Exercise instructions →
Strip the pictures and reproduce the rest of the listing exactly.

[Stored entries]

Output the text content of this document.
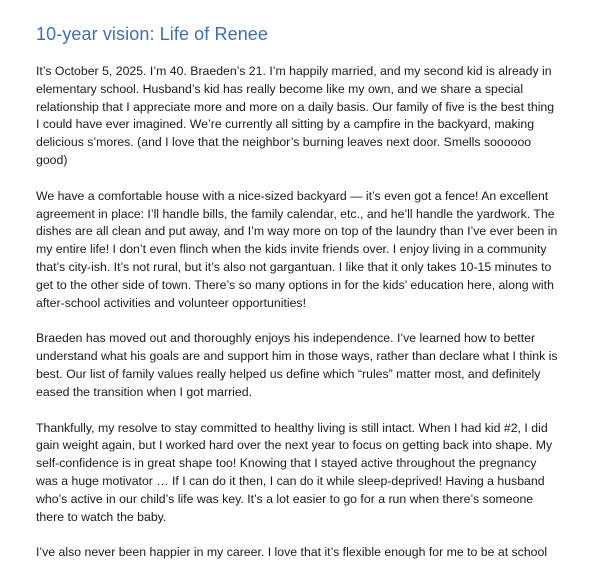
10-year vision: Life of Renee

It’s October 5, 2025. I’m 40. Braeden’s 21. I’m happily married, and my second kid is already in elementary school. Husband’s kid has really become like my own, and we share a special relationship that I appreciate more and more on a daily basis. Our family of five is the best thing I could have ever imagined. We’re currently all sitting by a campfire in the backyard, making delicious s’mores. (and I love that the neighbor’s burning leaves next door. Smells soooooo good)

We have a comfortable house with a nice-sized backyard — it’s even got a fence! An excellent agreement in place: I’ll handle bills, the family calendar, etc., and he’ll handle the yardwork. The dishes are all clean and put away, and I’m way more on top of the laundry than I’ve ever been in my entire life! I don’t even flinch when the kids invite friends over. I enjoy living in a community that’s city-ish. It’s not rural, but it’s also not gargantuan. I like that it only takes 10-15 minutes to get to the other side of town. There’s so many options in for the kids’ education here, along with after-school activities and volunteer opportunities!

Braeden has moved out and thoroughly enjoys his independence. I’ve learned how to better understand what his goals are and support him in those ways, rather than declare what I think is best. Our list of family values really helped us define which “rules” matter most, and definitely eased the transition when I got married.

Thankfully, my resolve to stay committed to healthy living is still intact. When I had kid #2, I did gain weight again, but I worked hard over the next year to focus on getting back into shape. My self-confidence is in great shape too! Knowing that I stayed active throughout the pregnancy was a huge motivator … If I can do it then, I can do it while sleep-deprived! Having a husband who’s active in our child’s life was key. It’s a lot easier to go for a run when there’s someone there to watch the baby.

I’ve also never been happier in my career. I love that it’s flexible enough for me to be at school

Expected answer →
Output the text content of this document.
10-year vision: Life of Renee

It’s October 5, 2025. I’m 40. Braeden’s 21. I’m happily married, and my second kid is already in elementary school. Husband’s kid has really become like my own, and we share a special relationship that I appreciate more and more on a daily basis. Our family of five is the best thing I could have ever imagined. We’re currently all sitting by a campfire in the backyard, making delicious s’mores. (and I love that the neighbor’s burning leaves next door. Smells soooooo good)

We have a comfortable house with a nice-sized backyard — it’s even got a fence! An excellent agreement in place: I’ll handle bills, the family calendar, etc., and he’ll handle the yardwork. The dishes are all clean and put away, and I’m way more on top of the laundry than I’ve ever been in my entire life! I don’t even flinch when the kids invite friends over. I enjoy living in a community that’s city-ish. It’s not rural, but it’s also not gargantuan. I like that it only takes 10-15 minutes to get to the other side of town. There’s so many options in for the kids’ education here, along with after-school activities and volunteer opportunities!

Braeden has moved out and thoroughly enjoys his independence. I’ve learned how to better understand what his goals are and support him in those ways, rather than declare what I think is best. Our list of family values really helped us define which “rules” matter most, and definitely eased the transition when I got married.

Thankfully, my resolve to stay committed to healthy living is still intact. When I had kid #2, I did gain weight again, but I worked hard over the next year to focus on getting back into shape. My self-confidence is in great shape too! Knowing that I stayed active throughout the pregnancy was a huge motivator … If I can do it then, I can do it while sleep-deprived! Having a husband who’s active in our child’s life was key. It’s a lot easier to go for a run when there’s someone there to watch the baby.

I’ve also never been happier in my career. I love that it’s flexible enough for me to be at school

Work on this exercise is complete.